→ Exercise requirements:
Below is a listing to write out in full, exactly as given, without its pictures.

→ Extracted material:

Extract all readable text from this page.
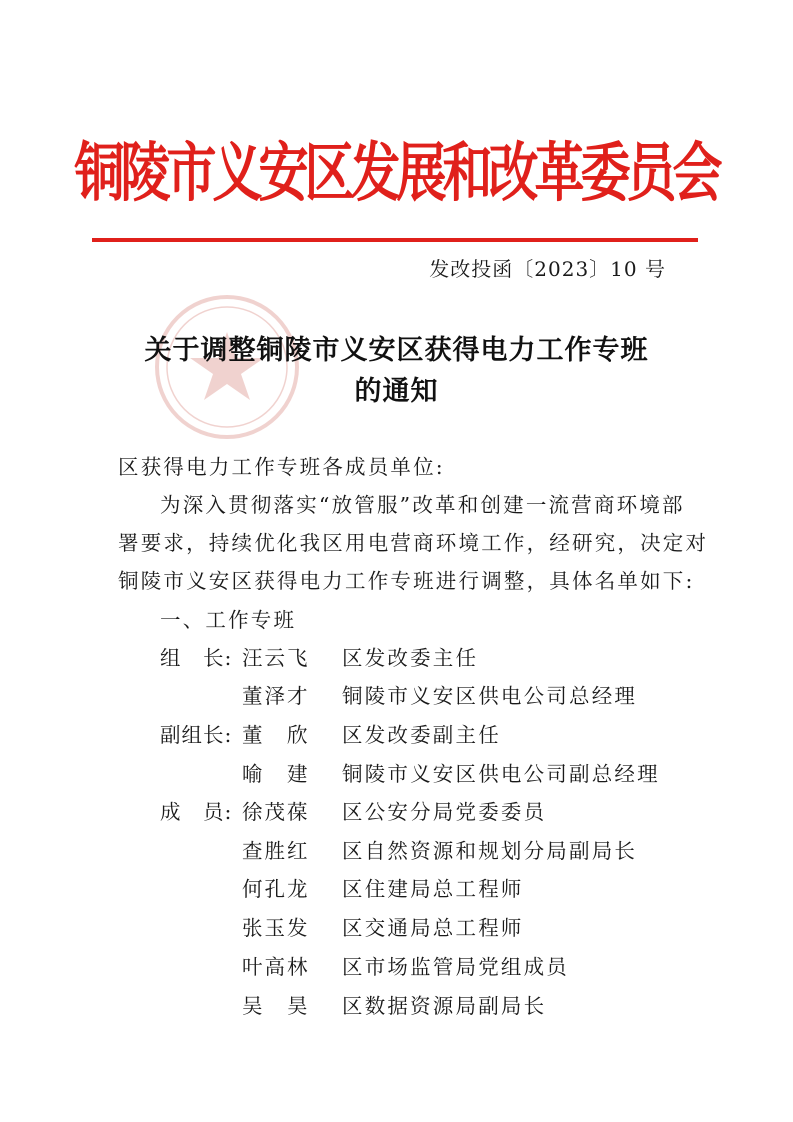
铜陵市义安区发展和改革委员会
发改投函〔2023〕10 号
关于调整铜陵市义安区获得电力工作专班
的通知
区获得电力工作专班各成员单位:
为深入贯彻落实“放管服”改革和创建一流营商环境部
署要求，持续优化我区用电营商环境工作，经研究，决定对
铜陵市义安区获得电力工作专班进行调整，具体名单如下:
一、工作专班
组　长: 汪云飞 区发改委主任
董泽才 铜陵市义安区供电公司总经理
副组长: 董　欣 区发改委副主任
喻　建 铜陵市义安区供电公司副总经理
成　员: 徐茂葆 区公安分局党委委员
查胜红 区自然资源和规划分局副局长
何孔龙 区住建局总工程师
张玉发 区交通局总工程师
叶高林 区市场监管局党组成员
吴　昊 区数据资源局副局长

→ Reply to the exercise:
Extract all readable text from this page.
铜陵市义安区发展和改革委员会
发改投函〔2023〕10 号
关于调整铜陵市义安区获得电力工作专班
的通知
区获得电力工作专班各成员单位:
为深入贯彻落实“放管服”改革和创建一流营商环境部
署要求，持续优化我区用电营商环境工作，经研究，决定对
铜陵市义安区获得电力工作专班进行调整，具体名单如下:
一、工作专班
组　长: 汪云飞 区发改委主任
董泽才 铜陵市义安区供电公司总经理
副组长: 董　欣 区发改委副主任
喻　建 铜陵市义安区供电公司副总经理
成　员: 徐茂葆 区公安分局党委委员
查胜红 区自然资源和规划分局副局长
何孔龙 区住建局总工程师
张玉发 区交通局总工程师
叶高林 区市场监管局党组成员
吴　昊 区数据资源局副局长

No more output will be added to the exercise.